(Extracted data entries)
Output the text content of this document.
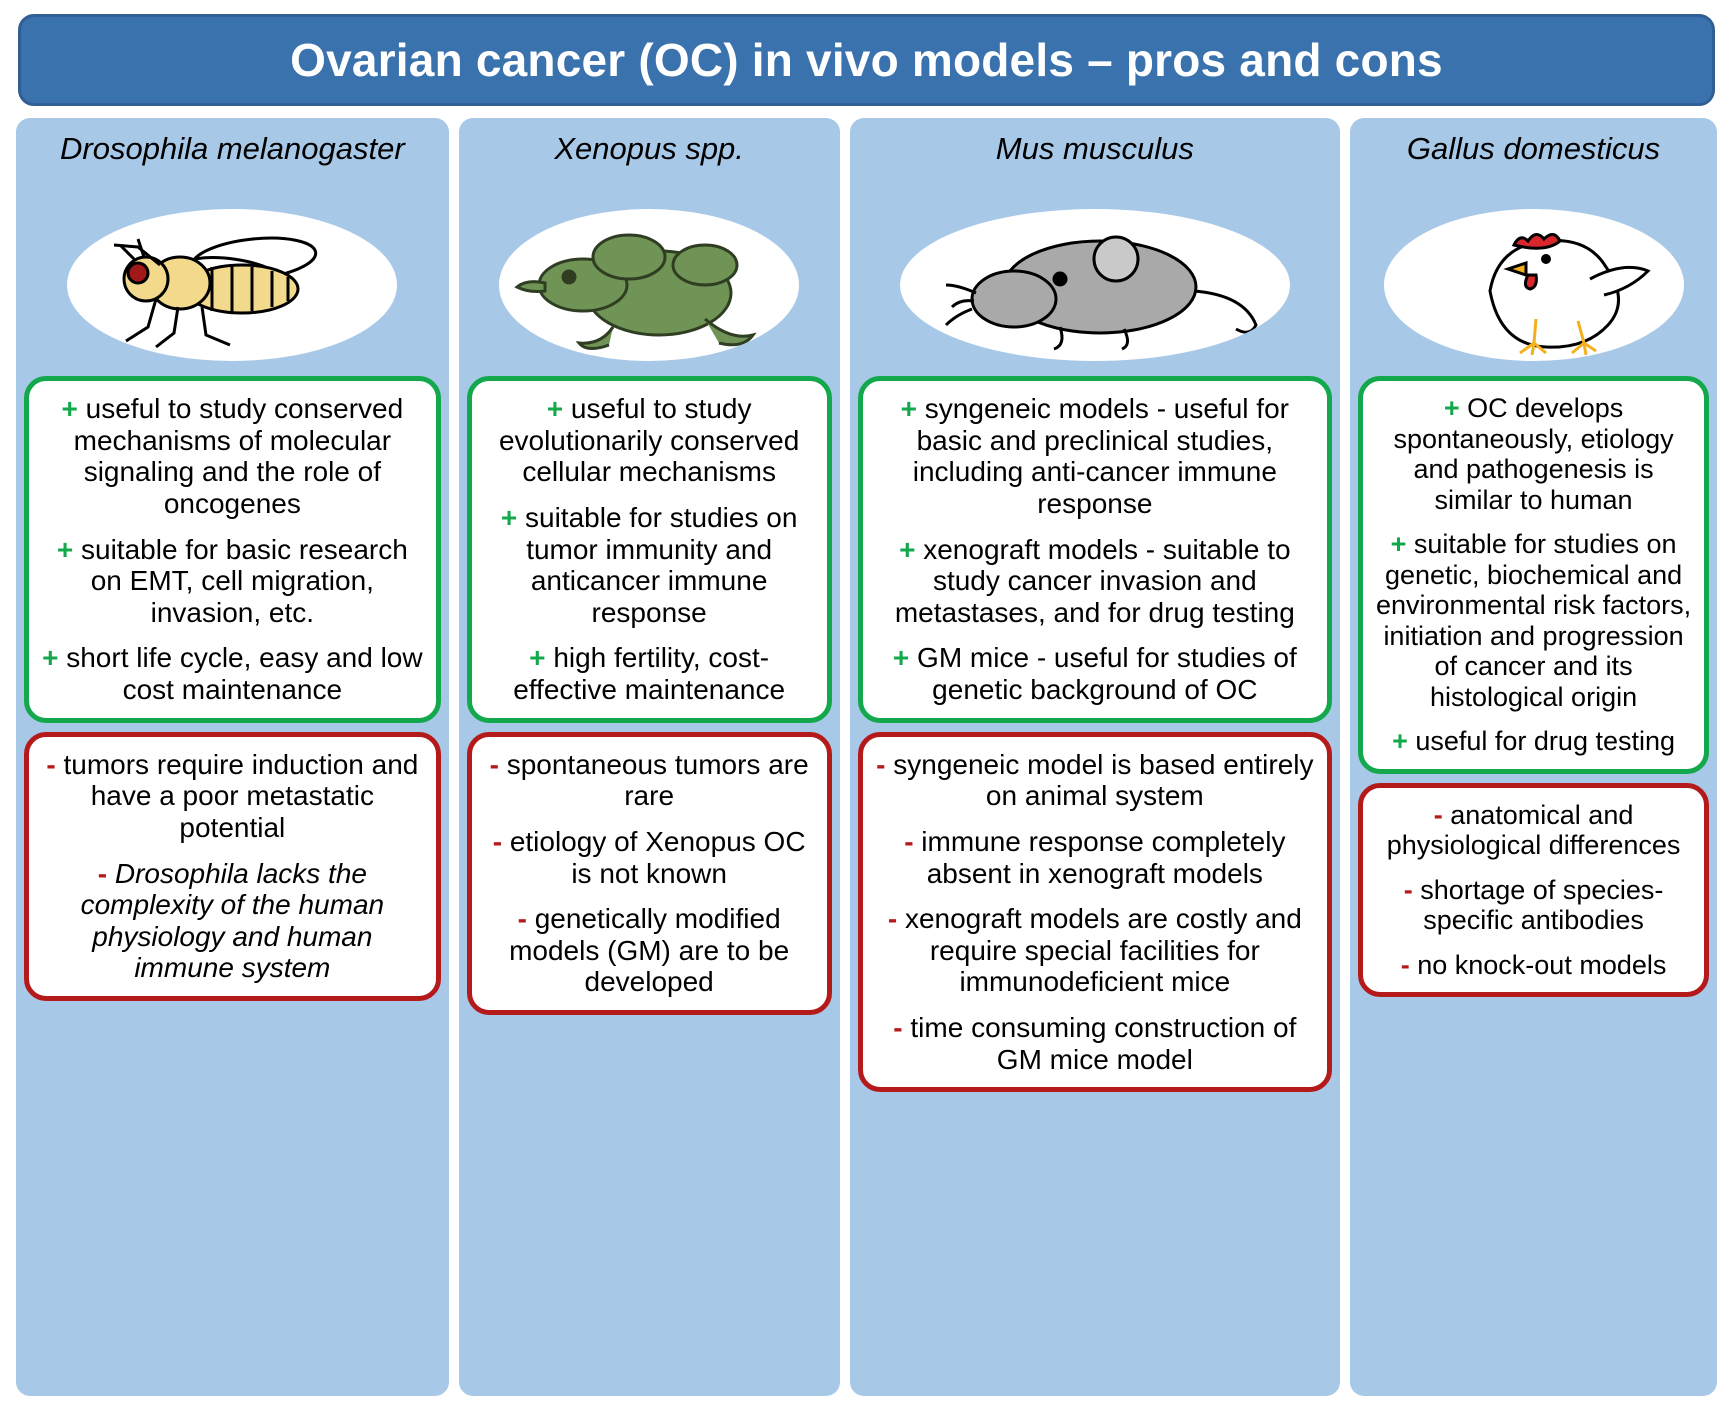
Ovarian cancer (OC) in vivo models – pros and cons
Drosophila melanogaster

+ useful to study conserved mechanisms of molecular signaling and the role of oncogenes

+ suitable for basic research on EMT, cell migration, invasion, etc.

+ short life cycle, easy and low cost maintenance

- tumors require induction and have a poor metastatic potential

- Drosophila lacks the complexity of the human physiology and human immune system

Xenopus spp.

+ useful to study evolutionarily conserved cellular mechanisms

+ suitable for studies on tumor immunity and anticancer immune response

+ high fertility, cost-effective maintenance

- spontaneous tumors are rare

- etiology of Xenopus OC is not known

- genetically modified models (GM) are to be developed

Mus musculus

+ syngeneic models - useful for basic and preclinical studies, including anti-cancer immune response

+ xenograft models - suitable to study cancer invasion and metastases, and for drug testing

+ GM mice - useful for studies of genetic background of OC

- syngeneic model is based entirely on animal system

- immune response completely absent in xenograft models

- xenograft models are costly and require special facilities for immunodeficient mice

- time consuming construction of GM mice model

Gallus domesticus

+ OC develops spontaneously, etiology and pathogenesis is similar to human

+ suitable for studies on genetic, biochemical and environmental risk factors, initiation and progression of cancer and its histological origin

+ useful for drug testing

- anatomical and physiological differences

- shortage of species-specific antibodies

- no knock-out models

◆ **What you will do**
Copy each line above where the string "conserved" occurs.

◆ **Expected output**
+ useful to study conserved mechanisms of molecular signaling and the role of oncogenes
+ useful to study evolutionarily conserved cellular mechanisms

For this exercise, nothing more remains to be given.